> _EXERCISE DESCRIPTION_
Check every line below for the word "this" and copy the ones that have it.
-- MATERIAL start --
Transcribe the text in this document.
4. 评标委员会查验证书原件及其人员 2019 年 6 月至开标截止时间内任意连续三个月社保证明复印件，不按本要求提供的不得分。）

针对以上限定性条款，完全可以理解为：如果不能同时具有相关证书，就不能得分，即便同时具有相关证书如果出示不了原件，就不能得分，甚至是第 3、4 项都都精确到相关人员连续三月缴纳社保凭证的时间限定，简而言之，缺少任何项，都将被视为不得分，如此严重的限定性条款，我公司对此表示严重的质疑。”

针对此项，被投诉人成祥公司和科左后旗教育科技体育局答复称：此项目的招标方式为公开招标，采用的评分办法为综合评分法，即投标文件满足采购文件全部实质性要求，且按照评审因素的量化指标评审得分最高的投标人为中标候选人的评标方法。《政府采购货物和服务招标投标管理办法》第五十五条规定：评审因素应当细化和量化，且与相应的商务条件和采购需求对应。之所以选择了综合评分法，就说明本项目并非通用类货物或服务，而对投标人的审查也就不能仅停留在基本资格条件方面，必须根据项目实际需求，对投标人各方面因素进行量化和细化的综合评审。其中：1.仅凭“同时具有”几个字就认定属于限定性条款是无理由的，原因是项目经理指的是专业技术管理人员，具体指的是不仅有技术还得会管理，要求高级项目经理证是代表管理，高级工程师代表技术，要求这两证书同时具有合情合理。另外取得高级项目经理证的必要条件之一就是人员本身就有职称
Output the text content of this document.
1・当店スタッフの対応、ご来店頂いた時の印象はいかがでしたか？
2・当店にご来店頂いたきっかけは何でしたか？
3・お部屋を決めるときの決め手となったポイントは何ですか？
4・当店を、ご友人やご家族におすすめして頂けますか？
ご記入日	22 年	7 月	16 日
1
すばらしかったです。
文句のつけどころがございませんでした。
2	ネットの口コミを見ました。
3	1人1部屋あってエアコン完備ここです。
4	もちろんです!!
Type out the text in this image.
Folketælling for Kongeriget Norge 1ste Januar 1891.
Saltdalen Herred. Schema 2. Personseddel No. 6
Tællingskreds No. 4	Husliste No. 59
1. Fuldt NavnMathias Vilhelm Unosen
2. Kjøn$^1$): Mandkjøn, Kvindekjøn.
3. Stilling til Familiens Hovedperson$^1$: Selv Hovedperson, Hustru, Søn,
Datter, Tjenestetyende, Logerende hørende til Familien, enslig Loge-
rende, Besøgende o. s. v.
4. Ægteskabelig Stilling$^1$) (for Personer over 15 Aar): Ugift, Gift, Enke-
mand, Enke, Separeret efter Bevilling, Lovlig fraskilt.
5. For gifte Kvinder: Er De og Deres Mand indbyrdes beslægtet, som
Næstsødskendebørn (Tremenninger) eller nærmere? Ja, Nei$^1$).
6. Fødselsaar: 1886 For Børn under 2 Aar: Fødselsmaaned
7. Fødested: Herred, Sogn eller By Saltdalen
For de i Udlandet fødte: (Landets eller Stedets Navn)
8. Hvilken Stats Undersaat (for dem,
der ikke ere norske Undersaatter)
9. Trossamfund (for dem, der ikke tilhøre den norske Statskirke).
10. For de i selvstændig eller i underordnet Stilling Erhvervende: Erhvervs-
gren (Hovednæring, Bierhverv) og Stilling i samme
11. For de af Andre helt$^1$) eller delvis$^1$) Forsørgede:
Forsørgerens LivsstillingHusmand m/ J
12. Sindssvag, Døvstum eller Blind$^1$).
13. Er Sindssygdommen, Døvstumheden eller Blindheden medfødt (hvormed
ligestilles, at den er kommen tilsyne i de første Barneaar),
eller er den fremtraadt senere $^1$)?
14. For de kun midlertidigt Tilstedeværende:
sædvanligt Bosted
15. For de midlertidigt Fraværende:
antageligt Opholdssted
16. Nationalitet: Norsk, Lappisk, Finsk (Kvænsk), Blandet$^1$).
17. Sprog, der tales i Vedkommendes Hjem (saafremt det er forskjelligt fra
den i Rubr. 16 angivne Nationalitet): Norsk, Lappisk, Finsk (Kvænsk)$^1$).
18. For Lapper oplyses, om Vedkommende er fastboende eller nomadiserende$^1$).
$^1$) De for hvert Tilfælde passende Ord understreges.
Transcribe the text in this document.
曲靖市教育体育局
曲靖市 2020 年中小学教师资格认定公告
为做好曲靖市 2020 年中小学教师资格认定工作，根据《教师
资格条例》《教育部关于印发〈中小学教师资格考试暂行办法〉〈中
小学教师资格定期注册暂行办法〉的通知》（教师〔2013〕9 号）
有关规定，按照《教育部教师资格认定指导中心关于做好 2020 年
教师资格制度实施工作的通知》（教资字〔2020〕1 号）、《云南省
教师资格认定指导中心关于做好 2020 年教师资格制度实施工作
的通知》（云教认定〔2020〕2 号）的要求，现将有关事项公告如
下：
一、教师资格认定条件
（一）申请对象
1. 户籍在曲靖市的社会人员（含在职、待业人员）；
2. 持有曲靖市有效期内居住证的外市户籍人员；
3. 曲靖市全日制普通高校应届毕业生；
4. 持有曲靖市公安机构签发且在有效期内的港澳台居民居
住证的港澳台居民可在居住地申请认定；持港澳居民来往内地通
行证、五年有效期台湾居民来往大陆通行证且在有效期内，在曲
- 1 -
-- MATERIAL end --
> _THE COMPLETED TASK_
Transcribe the text in this document.
Output the text content of this document.
Type out the text in this image.
Transcribe the text in this document.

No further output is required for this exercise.